## Exercise brief
Reproduce each line of the material exactly, minus any picture.

## Input material

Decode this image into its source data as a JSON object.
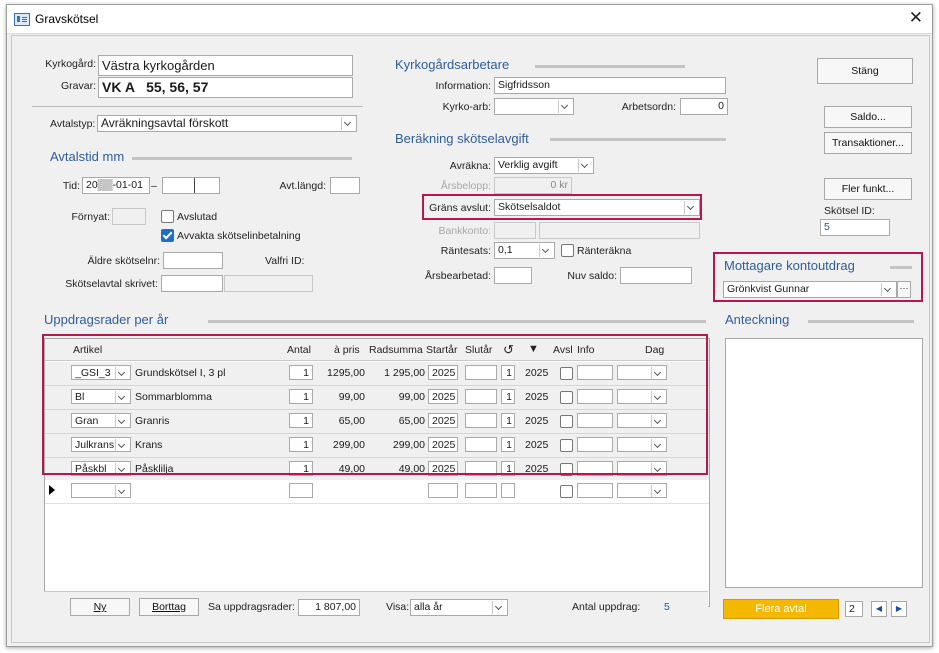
{
  "window": {
    "title": "Gravskötsel"
  },
  "top": {
    "kyrkogard_label": "Kyrkogård:",
    "kyrkogard_value": "Västra kyrkogården",
    "gravar_label": "Gravar:",
    "gravar_value": "VK A   55, 56, 57",
    "avtalstyp_label": "Avtalstyp:",
    "avtalstyp_value": "Avräkningsavtal förskott"
  },
  "avtalstid": {
    "section_title": "Avtalstid mm",
    "tid_label": "Tid:",
    "tid_from": "20▒▒-01-01",
    "tid_dash": "–",
    "tid_to": "",
    "avtlangd_label": "Avt.längd:",
    "avtlangd_value": "",
    "fornyat_label": "Förnyat:",
    "avslutad_label": "Avslutad",
    "avvakta_label": "Avvakta skötselinbetalning",
    "aldre_label": "Äldre skötselnr:",
    "valfri_label": "Valfri ID:",
    "skrivet_label": "Skötselavtal skrivet:"
  },
  "arbetare": {
    "section_title": "Kyrkogårdsarbetare",
    "information_label": "Information:",
    "information_value": "Sigfridsson",
    "kyrkoarb_label": "Kyrko-arb:",
    "arbetsordn_label": "Arbetsordn:",
    "arbetsordn_value": "0"
  },
  "berakning": {
    "section_title": "Beräkning skötselavgift",
    "avrakna_label": "Avräkna:",
    "avrakna_value": "Verklig avgift",
    "arsbelopp_label": "Årsbelopp:",
    "arsbelopp_value": "0 kr",
    "grans_label": "Gräns avslut:",
    "grans_value": "Skötselsaldot",
    "bankkonto_label": "Bankkonto:",
    "rantesats_label": "Räntesats:",
    "rantesats_value": "0,1",
    "rantrakna_label": "Ränteräkna",
    "arsbearbetad_label": "Årsbearbetad:",
    "nuvsaldo_label": "Nuv saldo:"
  },
  "buttons": {
    "stang": "Stäng",
    "saldo": "Saldo...",
    "transaktioner": "Transaktioner...",
    "fler": "Fler funkt...",
    "skotsel_id_label": "Skötsel ID:",
    "skotsel_id_value": "5"
  },
  "mottagare": {
    "section_title": "Mottagare kontoutdrag",
    "value": "Grönkvist Gunnar",
    "more": "···"
  },
  "anteckning": {
    "section_title": "Anteckning"
  },
  "uppdrag": {
    "section_title": "Uppdragsrader per år",
    "headers": {
      "artikel": "Artikel",
      "antal": "Antal",
      "apris": "à pris",
      "radsumma": "Radsumma",
      "startar": "Startår",
      "slutar": "Slutår",
      "reload": "↺",
      "arrow": "▼",
      "avsl": "Avsl",
      "info": "Info",
      "dag": "Dag"
    },
    "rows": [
      {
        "code": "_GSI_3",
        "name": "Grundskötsel I, 3 pl",
        "antal": "1",
        "apris": "1295,00",
        "radsumma": "1 295,00",
        "start": "2025",
        "slut": "",
        "n": "1",
        "year": "2025"
      },
      {
        "code": "Bl",
        "name": "Sommarblomma",
        "antal": "1",
        "apris": "99,00",
        "radsumma": "99,00",
        "start": "2025",
        "slut": "",
        "n": "1",
        "year": "2025"
      },
      {
        "code": "Gran",
        "name": "Granris",
        "antal": "1",
        "apris": "65,00",
        "radsumma": "65,00",
        "start": "2025",
        "slut": "",
        "n": "1",
        "year": "2025"
      },
      {
        "code": "Julkrans",
        "name": "Krans",
        "antal": "1",
        "apris": "299,00",
        "radsumma": "299,00",
        "start": "2025",
        "slut": "",
        "n": "1",
        "year": "2025"
      },
      {
        "code": "Påskbl",
        "name": "Påsklilja",
        "antal": "1",
        "apris": "49,00",
        "radsumma": "49,00",
        "start": "2025",
        "slut": "",
        "n": "1",
        "year": "2025"
      }
    ],
    "footer": {
      "ny": "Ny",
      "borttag": "Borttag",
      "sa_label": "Sa uppdragsrader:",
      "sa_value": "1 807,00",
      "visa_label": "Visa:",
      "visa_value": "alla år",
      "antal_label": "Antal uppdrag:",
      "antal_value": "5"
    }
  },
  "bottom_right": {
    "flera": "Flera avtal",
    "count": "2",
    "prev": "◀",
    "next": "▶"
  },
  "colors": {
    "accent_blue": "#2e5d9b",
    "highlight_red": "#b5174f",
    "flera_yellow": "#f5b800"
  }
}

## Problem solution
Decode this image into its source data as a JSON object.
{
  "window": {
    "title": "Gravskötsel"
  },
  "top": {
    "kyrkogard_label": "Kyrkogård:",
    "kyrkogard_value": "Västra kyrkogården",
    "gravar_label": "Gravar:",
    "gravar_value": "VK A   55, 56, 57",
    "avtalstyp_label": "Avtalstyp:",
    "avtalstyp_value": "Avräkningsavtal förskott"
  },
  "avtalstid": {
    "section_title": "Avtalstid mm",
    "tid_label": "Tid:",
    "tid_from": "20▒▒-01-01",
    "tid_dash": "–",
    "tid_to": "",
    "avtlangd_label": "Avt.längd:",
    "avtlangd_value": "",
    "fornyat_label": "Förnyat:",
    "avslutad_label": "Avslutad",
    "avvakta_label": "Avvakta skötselinbetalning",
    "aldre_label": "Äldre skötselnr:",
    "valfri_label": "Valfri ID:",
    "skrivet_label": "Skötselavtal skrivet:"
  },
  "arbetare": {
    "section_title": "Kyrkogårdsarbetare",
    "information_label": "Information:",
    "information_value": "Sigfridsson",
    "kyrkoarb_label": "Kyrko-arb:",
    "arbetsordn_label": "Arbetsordn:",
    "arbetsordn_value": "0"
  },
  "berakning": {
    "section_title": "Beräkning skötselavgift",
    "avrakna_label": "Avräkna:",
    "avrakna_value": "Verklig avgift",
    "arsbelopp_label": "Årsbelopp:",
    "arsbelopp_value": "0 kr",
    "grans_label": "Gräns avslut:",
    "grans_value": "Skötselsaldot",
    "bankkonto_label": "Bankkonto:",
    "rantesats_label": "Räntesats:",
    "rantesats_value": "0,1",
    "rantrakna_label": "Ränteräkna",
    "arsbearbetad_label": "Årsbearbetad:",
    "nuvsaldo_label": "Nuv saldo:"
  },
  "buttons": {
    "stang": "Stäng",
    "saldo": "Saldo...",
    "transaktioner": "Transaktioner...",
    "fler": "Fler funkt...",
    "skotsel_id_label": "Skötsel ID:",
    "skotsel_id_value": "5"
  },
  "mottagare": {
    "section_title": "Mottagare kontoutdrag",
    "value": "Grönkvist Gunnar",
    "more": "···"
  },
  "anteckning": {
    "section_title": "Anteckning"
  },
  "uppdrag": {
    "section_title": "Uppdragsrader per år",
    "headers": {
      "artikel": "Artikel",
      "antal": "Antal",
      "apris": "à pris",
      "radsumma": "Radsumma",
      "startar": "Startår",
      "slutar": "Slutår",
      "reload": "↺",
      "arrow": "▼",
      "avsl": "Avsl",
      "info": "Info",
      "dag": "Dag"
    },
    "rows": [
      {
        "code": "_GSI_3",
        "name": "Grundskötsel I, 3 pl",
        "antal": "1",
        "apris": "1295,00",
        "radsumma": "1 295,00",
        "start": "2025",
        "slut": "",
        "n": "1",
        "year": "2025"
      },
      {
        "code": "Bl",
        "name": "Sommarblomma",
        "antal": "1",
        "apris": "99,00",
        "radsumma": "99,00",
        "start": "2025",
        "slut": "",
        "n": "1",
        "year": "2025"
      },
      {
        "code": "Gran",
        "name": "Granris",
        "antal": "1",
        "apris": "65,00",
        "radsumma": "65,00",
        "start": "2025",
        "slut": "",
        "n": "1",
        "year": "2025"
      },
      {
        "code": "Julkrans",
        "name": "Krans",
        "antal": "1",
        "apris": "299,00",
        "radsumma": "299,00",
        "start": "2025",
        "slut": "",
        "n": "1",
        "year": "2025"
      },
      {
        "code": "Påskbl",
        "name": "Påsklilja",
        "antal": "1",
        "apris": "49,00",
        "radsumma": "49,00",
        "start": "2025",
        "slut": "",
        "n": "1",
        "year": "2025"
      }
    ],
    "footer": {
      "ny": "Ny",
      "borttag": "Borttag",
      "sa_label": "Sa uppdragsrader:",
      "sa_value": "1 807,00",
      "visa_label": "Visa:",
      "visa_value": "alla år",
      "antal_label": "Antal uppdrag:",
      "antal_value": "5"
    }
  },
  "bottom_right": {
    "flera": "Flera avtal",
    "count": "2",
    "prev": "◀",
    "next": "▶"
  },
  "colors": {
    "accent_blue": "#2e5d9b",
    "highlight_red": "#b5174f",
    "flera_yellow": "#f5b800"
  }
}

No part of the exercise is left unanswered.